RECORDS FOR THE EXERCISE:
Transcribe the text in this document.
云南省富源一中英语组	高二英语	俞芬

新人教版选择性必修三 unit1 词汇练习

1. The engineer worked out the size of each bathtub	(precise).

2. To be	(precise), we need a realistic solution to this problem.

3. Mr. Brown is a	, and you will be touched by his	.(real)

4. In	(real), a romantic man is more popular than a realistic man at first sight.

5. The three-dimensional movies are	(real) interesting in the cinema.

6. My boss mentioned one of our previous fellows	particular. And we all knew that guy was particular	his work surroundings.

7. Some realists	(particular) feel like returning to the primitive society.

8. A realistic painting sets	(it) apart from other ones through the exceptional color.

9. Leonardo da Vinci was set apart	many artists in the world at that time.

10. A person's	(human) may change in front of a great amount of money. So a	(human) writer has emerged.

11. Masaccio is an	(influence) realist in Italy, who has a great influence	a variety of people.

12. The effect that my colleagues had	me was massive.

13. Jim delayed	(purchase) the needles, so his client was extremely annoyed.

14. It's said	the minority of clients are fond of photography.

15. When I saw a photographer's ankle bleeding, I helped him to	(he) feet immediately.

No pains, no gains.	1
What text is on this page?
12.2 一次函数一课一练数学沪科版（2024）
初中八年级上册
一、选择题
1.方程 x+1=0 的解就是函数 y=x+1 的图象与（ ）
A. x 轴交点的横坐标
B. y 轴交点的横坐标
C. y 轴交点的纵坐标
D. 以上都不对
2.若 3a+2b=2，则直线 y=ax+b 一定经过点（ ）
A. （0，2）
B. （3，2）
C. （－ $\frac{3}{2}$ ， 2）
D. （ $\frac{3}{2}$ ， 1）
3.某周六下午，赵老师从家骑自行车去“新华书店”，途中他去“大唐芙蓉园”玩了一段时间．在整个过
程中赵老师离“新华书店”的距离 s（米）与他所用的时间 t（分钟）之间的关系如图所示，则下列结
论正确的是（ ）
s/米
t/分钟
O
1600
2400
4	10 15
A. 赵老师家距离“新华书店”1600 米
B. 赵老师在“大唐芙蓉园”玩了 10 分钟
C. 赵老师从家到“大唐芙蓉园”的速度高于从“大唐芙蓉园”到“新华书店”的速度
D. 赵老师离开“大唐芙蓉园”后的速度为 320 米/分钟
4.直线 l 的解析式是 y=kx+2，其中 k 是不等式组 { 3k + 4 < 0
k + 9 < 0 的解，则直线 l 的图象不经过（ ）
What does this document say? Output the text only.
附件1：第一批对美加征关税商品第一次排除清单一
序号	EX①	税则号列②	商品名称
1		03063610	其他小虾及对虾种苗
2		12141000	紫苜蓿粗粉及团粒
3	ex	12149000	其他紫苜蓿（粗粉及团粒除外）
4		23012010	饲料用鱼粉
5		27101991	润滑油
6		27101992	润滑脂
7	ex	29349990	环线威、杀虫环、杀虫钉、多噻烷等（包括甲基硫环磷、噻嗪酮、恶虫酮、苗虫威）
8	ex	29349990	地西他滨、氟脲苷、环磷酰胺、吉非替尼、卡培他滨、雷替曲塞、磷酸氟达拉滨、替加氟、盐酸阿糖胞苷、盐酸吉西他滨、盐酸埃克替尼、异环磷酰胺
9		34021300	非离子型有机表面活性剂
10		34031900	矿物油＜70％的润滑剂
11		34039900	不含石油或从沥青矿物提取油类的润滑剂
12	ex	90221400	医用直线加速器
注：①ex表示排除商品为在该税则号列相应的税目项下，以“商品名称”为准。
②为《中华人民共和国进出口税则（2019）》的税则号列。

THE PROBLEM: Would you restate each of the entries word for word?

THE REPLY:
Transcribe the text in this document.
云南省富源一中英语组	高二英语	俞芬

新人教版选择性必修三 unit1 词汇练习

1. The engineer worked out the size of each bathtub	(precise).

2. To be	(precise), we need a realistic solution to this problem.

3. Mr. Brown is a	, and you will be touched by his	.(real)

4. In	(real), a romantic man is more popular than a realistic man at first sight.

5. The three-dimensional movies are	(real) interesting in the cinema.

6. My boss mentioned one of our previous fellows	particular. And we all knew that guy was particular	his work surroundings.

7. Some realists	(particular) feel like returning to the primitive society.

8. A realistic painting sets	(it) apart from other ones through the exceptional color.

9. Leonardo da Vinci was set apart	many artists in the world at that time.

10. A person's	(human) may change in front of a great amount of money. So a	(human) writer has emerged.

11. Masaccio is an	(influence) realist in Italy, who has a great influence	a variety of people.

12. The effect that my colleagues had	me was massive.

13. Jim delayed	(purchase) the needles, so his client was extremely annoyed.

14. It's said	the minority of clients are fond of photography.

15. When I saw a photographer's ankle bleeding, I helped him to	(he) feet immediately.

No pains, no gains.	1
What text is on this page?
12.2 一次函数一课一练数学沪科版（2024）
初中八年级上册
一、选择题
1.方程 x+1=0 的解就是函数 y=x+1 的图象与（ ）
A. x 轴交点的横坐标
B. y 轴交点的横坐标
C. y 轴交点的纵坐标
D. 以上都不对
2.若 3a+2b=2，则直线 y=ax+b 一定经过点（ ）
A. （0，2）
B. （3，2）
C. （－ $\frac{3}{2}$ ， 2）
D. （ $\frac{3}{2}$ ， 1）
3.某周六下午，赵老师从家骑自行车去“新华书店”，途中他去“大唐芙蓉园”玩了一段时间．在整个过
程中赵老师离“新华书店”的距离 s（米）与他所用的时间 t（分钟）之间的关系如图所示，则下列结
论正确的是（ ）
s/米
t/分钟
O
1600
2400
4	10 15
A. 赵老师家距离“新华书店”1600 米
B. 赵老师在“大唐芙蓉园”玩了 10 分钟
C. 赵老师从家到“大唐芙蓉园”的速度高于从“大唐芙蓉园”到“新华书店”的速度
D. 赵老师离开“大唐芙蓉园”后的速度为 320 米/分钟
4.直线 l 的解析式是 y=kx+2，其中 k 是不等式组 { 3k + 4 < 0
k + 9 < 0 的解，则直线 l 的图象不经过（ ）
What does this document say? Output the text only.
附件1：第一批对美加征关税商品第一次排除清单一
序号	EX①	税则号列②	商品名称
1		03063610	其他小虾及对虾种苗
2		12141000	紫苜蓿粗粉及团粒
3	ex	12149000	其他紫苜蓿（粗粉及团粒除外）
4		23012010	饲料用鱼粉
5		27101991	润滑油
6		27101992	润滑脂
7	ex	29349990	环线威、杀虫环、杀虫钉、多噻烷等（包括甲基硫环磷、噻嗪酮、恶虫酮、苗虫威）
8	ex	29349990	地西他滨、氟脲苷、环磷酰胺、吉非替尼、卡培他滨、雷替曲塞、磷酸氟达拉滨、替加氟、盐酸阿糖胞苷、盐酸吉西他滨、盐酸埃克替尼、异环磷酰胺
9		34021300	非离子型有机表面活性剂
10		34031900	矿物油＜70％的润滑剂
11		34039900	不含石油或从沥青矿物提取油类的润滑剂
12	ex	90221400	医用直线加速器
注：①ex表示排除商品为在该税则号列相应的税目项下，以“商品名称”为准。
②为《中华人民共和国进出口税则（2019）》的税则号列。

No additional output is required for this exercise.